=== WHAT IS ASKED ===
Without changing a character, return the entries, but not the images they hold.
begin
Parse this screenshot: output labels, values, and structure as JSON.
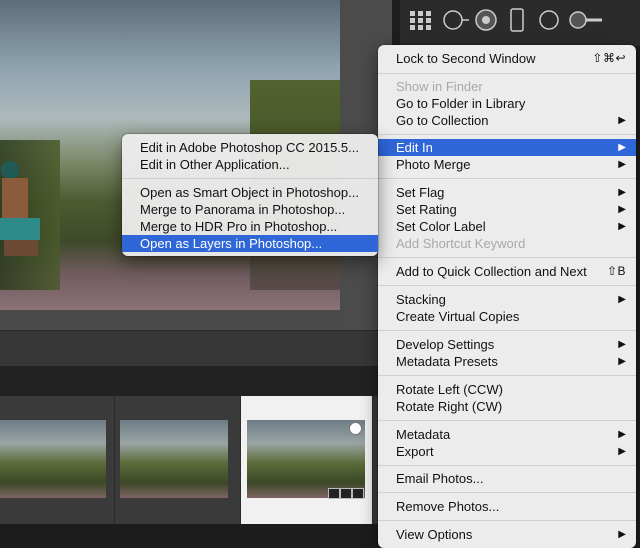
{
  "main_menu": {
    "items": [
      {
        "label": "Lock to Second Window",
        "shortcut": "⇧⌘↩"
      },
      {
        "label": "Show in Finder"
      },
      {
        "label": "Go to Folder in Library"
      },
      {
        "label": "Go to Collection",
        "arrow": "▶"
      },
      {
        "label": "Edit In",
        "arrow": "▶"
      },
      {
        "label": "Photo Merge",
        "arrow": "▶"
      },
      {
        "label": "Set Flag",
        "arrow": "▶"
      },
      {
        "label": "Set Rating",
        "arrow": "▶"
      },
      {
        "label": "Set Color Label",
        "arrow": "▶"
      },
      {
        "label": "Add Shortcut Keyword"
      },
      {
        "label": "Add to Quick Collection and Next",
        "shortcut": "⇧B"
      },
      {
        "label": "Stacking",
        "arrow": "▶"
      },
      {
        "label": "Create Virtual Copies"
      },
      {
        "label": "Develop Settings",
        "arrow": "▶"
      },
      {
        "label": "Metadata Presets",
        "arrow": "▶"
      },
      {
        "label": "Rotate Left (CCW)"
      },
      {
        "label": "Rotate Right (CW)"
      },
      {
        "label": "Metadata",
        "arrow": "▶"
      },
      {
        "label": "Export",
        "arrow": "▶"
      },
      {
        "label": "Email Photos..."
      },
      {
        "label": "Remove Photos..."
      },
      {
        "label": "View Options",
        "arrow": "▶"
      }
    ]
  },
  "edit_in_submenu": {
    "items": [
      {
        "label": "Edit in Adobe Photoshop CC 2015.5..."
      },
      {
        "label": "Edit in Other Application..."
      },
      {
        "label": "Open as Smart Object in Photoshop..."
      },
      {
        "label": "Merge to Panorama in Photoshop..."
      },
      {
        "label": "Merge to HDR Pro in Photoshop..."
      },
      {
        "label": "Open as Layers in Photoshop..."
      }
    ]
  },
  "colors": {
    "highlight": "#2f66d8",
    "menu_bg": "#ececec",
    "disabled_text": "#a9a9a9"
  },
  "toolbar_icons": [
    "grid-view-icon",
    "loupe-view-icon",
    "target-icon",
    "phone-icon",
    "circle-icon",
    "slider-icon"
  ]
}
end
=== THE REPLY ===
Parse this screenshot: output labels, values, and structure as JSON.
{
  "main_menu": {
    "items": [
      {
        "label": "Lock to Second Window",
        "shortcut": "⇧⌘↩"
      },
      {
        "label": "Show in Finder"
      },
      {
        "label": "Go to Folder in Library"
      },
      {
        "label": "Go to Collection",
        "arrow": "▶"
      },
      {
        "label": "Edit In",
        "arrow": "▶"
      },
      {
        "label": "Photo Merge",
        "arrow": "▶"
      },
      {
        "label": "Set Flag",
        "arrow": "▶"
      },
      {
        "label": "Set Rating",
        "arrow": "▶"
      },
      {
        "label": "Set Color Label",
        "arrow": "▶"
      },
      {
        "label": "Add Shortcut Keyword"
      },
      {
        "label": "Add to Quick Collection and Next",
        "shortcut": "⇧B"
      },
      {
        "label": "Stacking",
        "arrow": "▶"
      },
      {
        "label": "Create Virtual Copies"
      },
      {
        "label": "Develop Settings",
        "arrow": "▶"
      },
      {
        "label": "Metadata Presets",
        "arrow": "▶"
      },
      {
        "label": "Rotate Left (CCW)"
      },
      {
        "label": "Rotate Right (CW)"
      },
      {
        "label": "Metadata",
        "arrow": "▶"
      },
      {
        "label": "Export",
        "arrow": "▶"
      },
      {
        "label": "Email Photos..."
      },
      {
        "label": "Remove Photos..."
      },
      {
        "label": "View Options",
        "arrow": "▶"
      }
    ]
  },
  "edit_in_submenu": {
    "items": [
      {
        "label": "Edit in Adobe Photoshop CC 2015.5..."
      },
      {
        "label": "Edit in Other Application..."
      },
      {
        "label": "Open as Smart Object in Photoshop..."
      },
      {
        "label": "Merge to Panorama in Photoshop..."
      },
      {
        "label": "Merge to HDR Pro in Photoshop..."
      },
      {
        "label": "Open as Layers in Photoshop..."
      }
    ]
  },
  "colors": {
    "highlight": "#2f66d8",
    "menu_bg": "#ececec",
    "disabled_text": "#a9a9a9"
  },
  "toolbar_icons": [
    "grid-view-icon",
    "loupe-view-icon",
    "target-icon",
    "phone-icon",
    "circle-icon",
    "slider-icon"
  ]
}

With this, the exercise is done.